**RECORDS FOR PROCESSING**
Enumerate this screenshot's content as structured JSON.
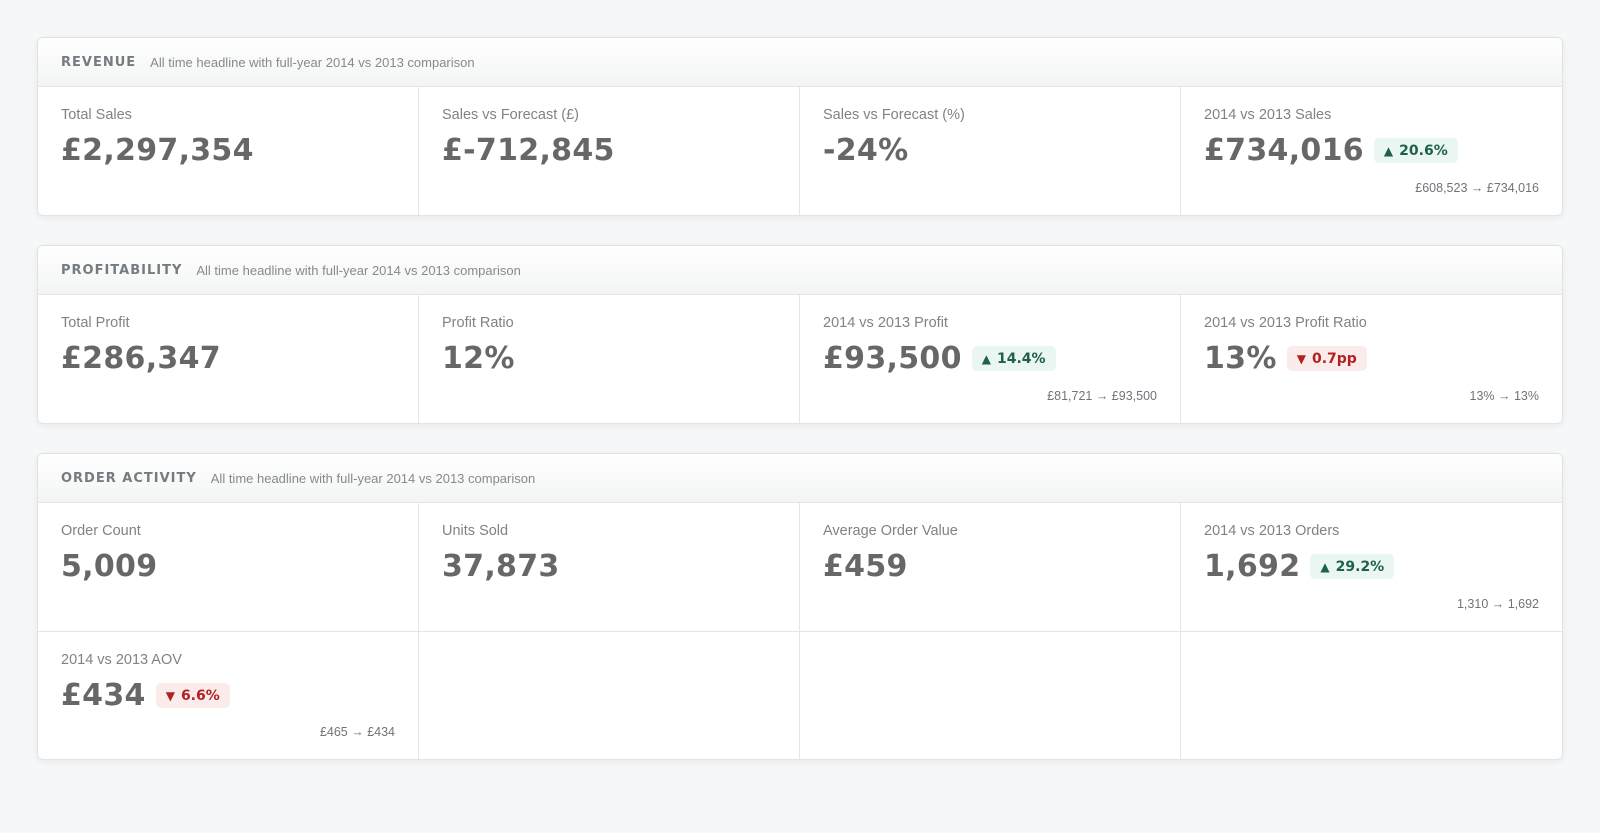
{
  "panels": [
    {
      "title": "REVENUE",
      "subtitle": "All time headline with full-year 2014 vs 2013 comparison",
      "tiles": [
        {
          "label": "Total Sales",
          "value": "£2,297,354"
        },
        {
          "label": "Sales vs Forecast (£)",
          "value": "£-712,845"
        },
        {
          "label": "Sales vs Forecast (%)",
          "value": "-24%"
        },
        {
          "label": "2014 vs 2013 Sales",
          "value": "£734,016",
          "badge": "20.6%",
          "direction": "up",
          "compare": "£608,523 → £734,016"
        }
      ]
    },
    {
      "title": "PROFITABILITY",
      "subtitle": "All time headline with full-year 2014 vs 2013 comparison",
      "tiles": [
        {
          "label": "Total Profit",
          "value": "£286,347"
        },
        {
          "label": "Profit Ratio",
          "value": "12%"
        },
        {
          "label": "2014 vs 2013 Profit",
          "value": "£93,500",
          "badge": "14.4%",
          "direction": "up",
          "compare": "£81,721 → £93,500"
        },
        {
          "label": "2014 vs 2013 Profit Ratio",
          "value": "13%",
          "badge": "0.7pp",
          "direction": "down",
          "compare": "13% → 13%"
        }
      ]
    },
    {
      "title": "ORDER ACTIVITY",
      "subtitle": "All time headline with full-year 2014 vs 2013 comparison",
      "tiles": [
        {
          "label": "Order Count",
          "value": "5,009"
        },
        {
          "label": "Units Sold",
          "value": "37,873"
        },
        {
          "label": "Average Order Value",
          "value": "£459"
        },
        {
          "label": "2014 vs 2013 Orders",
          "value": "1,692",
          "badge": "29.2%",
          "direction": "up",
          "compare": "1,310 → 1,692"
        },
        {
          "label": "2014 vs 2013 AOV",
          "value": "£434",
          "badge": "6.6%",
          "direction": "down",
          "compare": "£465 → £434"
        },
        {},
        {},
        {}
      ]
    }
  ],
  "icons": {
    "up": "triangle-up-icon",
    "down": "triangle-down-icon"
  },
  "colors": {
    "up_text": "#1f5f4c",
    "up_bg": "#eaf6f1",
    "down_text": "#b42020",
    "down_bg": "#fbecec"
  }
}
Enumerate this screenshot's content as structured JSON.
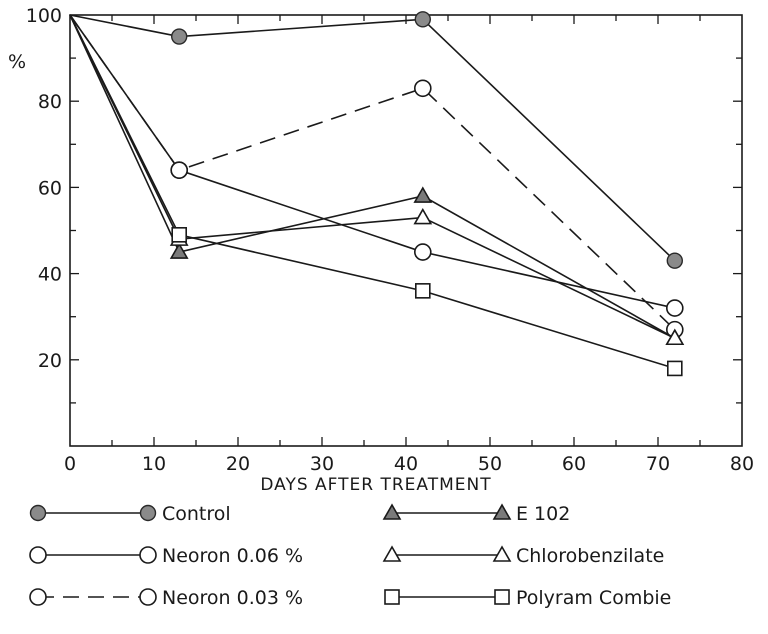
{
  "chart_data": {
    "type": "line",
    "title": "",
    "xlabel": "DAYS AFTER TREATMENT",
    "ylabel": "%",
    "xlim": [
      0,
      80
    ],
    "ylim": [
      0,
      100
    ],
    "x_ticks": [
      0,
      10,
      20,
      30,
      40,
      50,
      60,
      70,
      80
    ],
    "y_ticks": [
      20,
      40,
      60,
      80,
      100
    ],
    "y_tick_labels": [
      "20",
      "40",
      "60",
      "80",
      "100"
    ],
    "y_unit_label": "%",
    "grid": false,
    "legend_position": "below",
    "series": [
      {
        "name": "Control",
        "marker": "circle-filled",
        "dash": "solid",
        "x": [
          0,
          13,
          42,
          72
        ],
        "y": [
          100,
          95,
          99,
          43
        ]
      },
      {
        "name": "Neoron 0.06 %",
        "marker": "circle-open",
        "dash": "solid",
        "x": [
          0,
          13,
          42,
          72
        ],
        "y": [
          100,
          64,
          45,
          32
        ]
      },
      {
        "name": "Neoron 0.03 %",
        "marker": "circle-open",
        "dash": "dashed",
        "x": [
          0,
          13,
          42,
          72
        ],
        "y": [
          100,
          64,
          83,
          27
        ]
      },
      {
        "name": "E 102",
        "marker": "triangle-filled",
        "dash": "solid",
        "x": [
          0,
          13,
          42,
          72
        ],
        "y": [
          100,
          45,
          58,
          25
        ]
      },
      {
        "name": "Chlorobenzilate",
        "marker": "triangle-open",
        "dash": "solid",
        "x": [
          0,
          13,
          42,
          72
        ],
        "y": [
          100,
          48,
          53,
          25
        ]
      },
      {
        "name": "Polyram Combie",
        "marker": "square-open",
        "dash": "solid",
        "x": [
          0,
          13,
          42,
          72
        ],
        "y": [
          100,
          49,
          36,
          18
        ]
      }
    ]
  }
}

**TASK**
Report how many lines above hold the string "open", giving nothing but the number.

**THE ANSWER**
4